§ **STATED GOAL**: Reproduce each line from the records that holds "this".

§ **TASK MATERIAL**:

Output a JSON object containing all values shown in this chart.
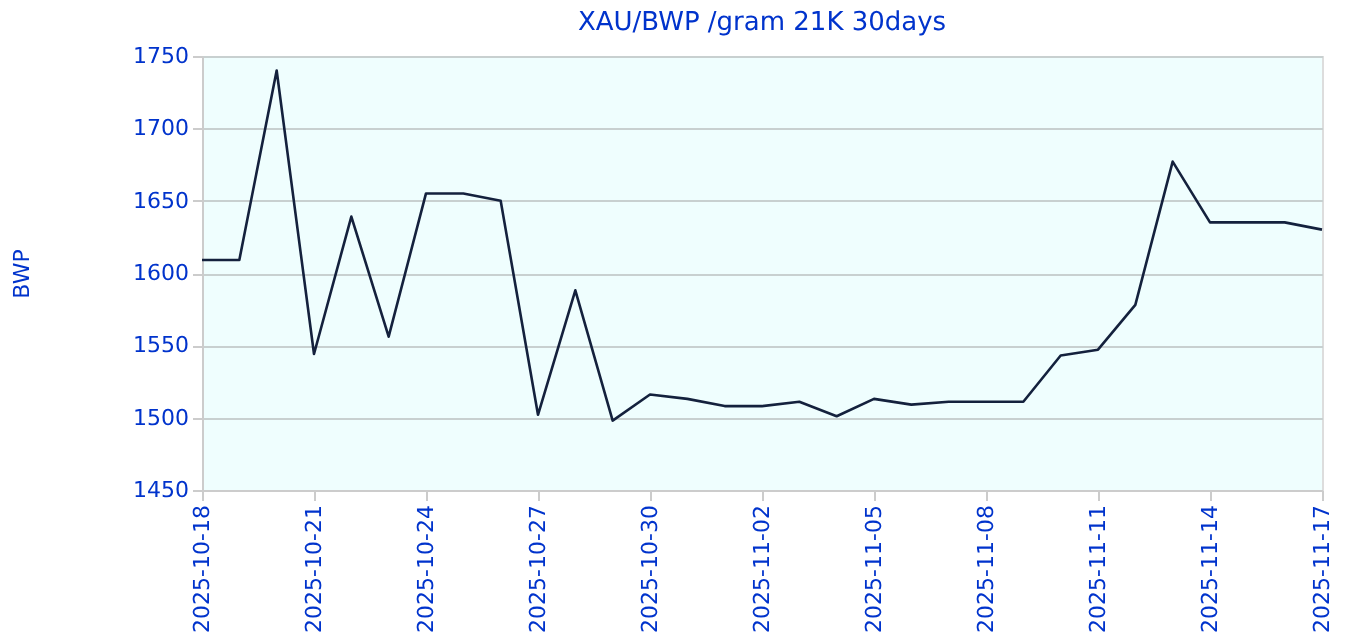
{
  "chart_data": {
    "type": "line",
    "title": "XAU/BWP /gram 21K 30days",
    "ylabel": "BWP",
    "x": [
      "2025-10-18",
      "2025-10-19",
      "2025-10-20",
      "2025-10-21",
      "2025-10-22",
      "2025-10-23",
      "2025-10-24",
      "2025-10-25",
      "2025-10-26",
      "2025-10-27",
      "2025-10-28",
      "2025-10-29",
      "2025-10-30",
      "2025-10-31",
      "2025-11-01",
      "2025-11-02",
      "2025-11-03",
      "2025-11-04",
      "2025-11-05",
      "2025-11-06",
      "2025-11-07",
      "2025-11-08",
      "2025-11-09",
      "2025-11-10",
      "2025-11-11",
      "2025-11-12",
      "2025-11-13",
      "2025-11-14",
      "2025-11-15",
      "2025-11-16",
      "2025-11-17"
    ],
    "series": [
      {
        "color": "#14213d",
        "values": [
          1609,
          1609,
          1740,
          1544,
          1639,
          1556,
          1655,
          1655,
          1650,
          1502,
          1588,
          1498,
          1516,
          1513,
          1508,
          1508,
          1511,
          1501,
          1513,
          1509,
          1511,
          1511,
          1511,
          1543,
          1547,
          1578,
          1677,
          1635,
          1635,
          1635,
          1630
        ]
      }
    ],
    "xlim": [
      "2025-10-18",
      "2025-11-17"
    ],
    "xticks": [
      "2025-10-18",
      "2025-10-21",
      "2025-10-24",
      "2025-10-27",
      "2025-10-30",
      "2025-11-02",
      "2025-11-05",
      "2025-11-08",
      "2025-11-11",
      "2025-11-14",
      "2025-11-17"
    ],
    "ylim": [
      1450,
      1750
    ],
    "yticks": [
      1450,
      1500,
      1550,
      1600,
      1650,
      1700,
      1750
    ],
    "grid": "y",
    "marker": "none",
    "line_style": "solid"
  }
}
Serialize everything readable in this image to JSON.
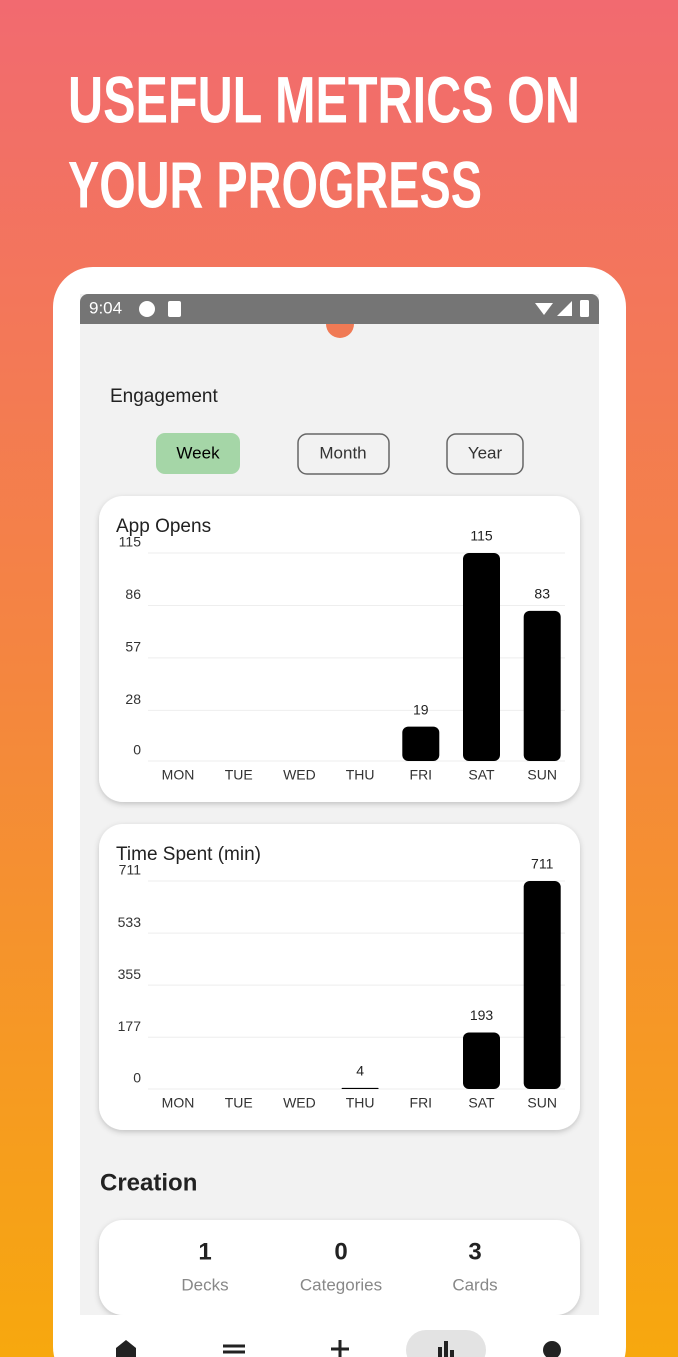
{
  "header": {
    "title_lines": [
      "USEFUL METRICS ON",
      "YOUR PROGRESS"
    ]
  },
  "status_bar": {
    "time": "9:04"
  },
  "engagement": {
    "title": "Engagement",
    "tabs": [
      "Week",
      "Month",
      "Year"
    ]
  },
  "charts": [
    {
      "type": "bar",
      "title": "App Opens",
      "categories": [
        "MON",
        "TUE",
        "WED",
        "THU",
        "FRI",
        "SAT",
        "SUN"
      ],
      "values": [
        0,
        0,
        0,
        0,
        19,
        115,
        83
      ],
      "ylim": [
        0,
        115
      ],
      "yticks": [
        0,
        28,
        57,
        86,
        115
      ],
      "color": "#000000",
      "grid": true
    },
    {
      "type": "bar",
      "title": "Time Spent (min)",
      "categories": [
        "MON",
        "TUE",
        "WED",
        "THU",
        "FRI",
        "SAT",
        "SUN"
      ],
      "values": [
        0,
        0,
        0,
        4,
        0,
        193,
        711
      ],
      "ylim": [
        0,
        711
      ],
      "yticks": [
        0,
        177,
        355,
        533,
        711
      ],
      "color": "#000000",
      "grid": true
    }
  ],
  "creation": {
    "title": "Creation",
    "stats": [
      {
        "value": 1,
        "label": "Decks"
      },
      {
        "value": 0,
        "label": "Categories"
      },
      {
        "value": 3,
        "label": "Cards"
      }
    ]
  }
}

§ **PROBLEM SOLUTION**:
Output a JSON object containing all values shown in this chart.
Serialize everything readable in this image to JSON.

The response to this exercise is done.